**Data for processing:**
"""

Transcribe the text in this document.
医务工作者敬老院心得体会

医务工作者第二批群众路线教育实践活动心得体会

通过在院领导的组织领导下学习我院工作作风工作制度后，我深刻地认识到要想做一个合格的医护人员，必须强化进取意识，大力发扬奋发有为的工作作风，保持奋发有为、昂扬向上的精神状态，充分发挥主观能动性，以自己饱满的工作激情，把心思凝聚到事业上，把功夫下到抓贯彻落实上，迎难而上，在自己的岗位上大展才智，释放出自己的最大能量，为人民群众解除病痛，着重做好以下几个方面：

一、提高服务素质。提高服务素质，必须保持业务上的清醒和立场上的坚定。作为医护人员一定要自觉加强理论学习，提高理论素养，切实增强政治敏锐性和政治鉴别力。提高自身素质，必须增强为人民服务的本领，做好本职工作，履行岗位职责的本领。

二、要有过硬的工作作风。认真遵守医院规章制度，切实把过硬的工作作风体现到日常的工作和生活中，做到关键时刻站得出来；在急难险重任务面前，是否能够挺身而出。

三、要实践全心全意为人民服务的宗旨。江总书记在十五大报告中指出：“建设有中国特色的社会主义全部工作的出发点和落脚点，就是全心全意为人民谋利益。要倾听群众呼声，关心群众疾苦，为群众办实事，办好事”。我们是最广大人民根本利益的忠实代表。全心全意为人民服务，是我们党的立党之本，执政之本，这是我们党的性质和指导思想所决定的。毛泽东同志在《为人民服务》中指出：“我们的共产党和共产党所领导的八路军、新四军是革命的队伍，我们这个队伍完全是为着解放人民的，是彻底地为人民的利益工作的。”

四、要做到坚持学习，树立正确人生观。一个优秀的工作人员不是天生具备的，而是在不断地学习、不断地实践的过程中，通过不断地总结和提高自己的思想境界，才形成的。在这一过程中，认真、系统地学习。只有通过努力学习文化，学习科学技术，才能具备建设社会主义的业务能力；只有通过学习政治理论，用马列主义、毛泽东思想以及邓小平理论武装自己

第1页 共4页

"""

**What needs to be done:** Retype the listing exactly, in full.

**Exercise result:**
Transcribe the text in this document.
医务工作者敬老院心得体会

医务工作者第二批群众路线教育实践活动心得体会

通过在院领导的组织领导下学习我院工作作风工作制度后，我深刻地认识到要想做一个合格的医护人员，必须强化进取意识，大力发扬奋发有为的工作作风，保持奋发有为、昂扬向上的精神状态，充分发挥主观能动性，以自己饱满的工作激情，把心思凝聚到事业上，把功夫下到抓贯彻落实上，迎难而上，在自己的岗位上大展才智，释放出自己的最大能量，为人民群众解除病痛，着重做好以下几个方面：

一、提高服务素质。提高服务素质，必须保持业务上的清醒和立场上的坚定。作为医护人员一定要自觉加强理论学习，提高理论素养，切实增强政治敏锐性和政治鉴别力。提高自身素质，必须增强为人民服务的本领，做好本职工作，履行岗位职责的本领。

二、要有过硬的工作作风。认真遵守医院规章制度，切实把过硬的工作作风体现到日常的工作和生活中，做到关键时刻站得出来；在急难险重任务面前，是否能够挺身而出。

三、要实践全心全意为人民服务的宗旨。江总书记在十五大报告中指出：“建设有中国特色的社会主义全部工作的出发点和落脚点，就是全心全意为人民谋利益。要倾听群众呼声，关心群众疾苦，为群众办实事，办好事”。我们是最广大人民根本利益的忠实代表。全心全意为人民服务，是我们党的立党之本，执政之本，这是我们党的性质和指导思想所决定的。毛泽东同志在《为人民服务》中指出：“我们的共产党和共产党所领导的八路军、新四军是革命的队伍，我们这个队伍完全是为着解放人民的，是彻底地为人民的利益工作的。”

四、要做到坚持学习，树立正确人生观。一个优秀的工作人员不是天生具备的，而是在不断地学习、不断地实践的过程中，通过不断地总结和提高自己的思想境界，才形成的。在这一过程中，认真、系统地学习。只有通过努力学习文化，学习科学技术，才能具备建设社会主义的业务能力；只有通过学习政治理论，用马列主义、毛泽东思想以及邓小平理论武装自己

第1页 共4页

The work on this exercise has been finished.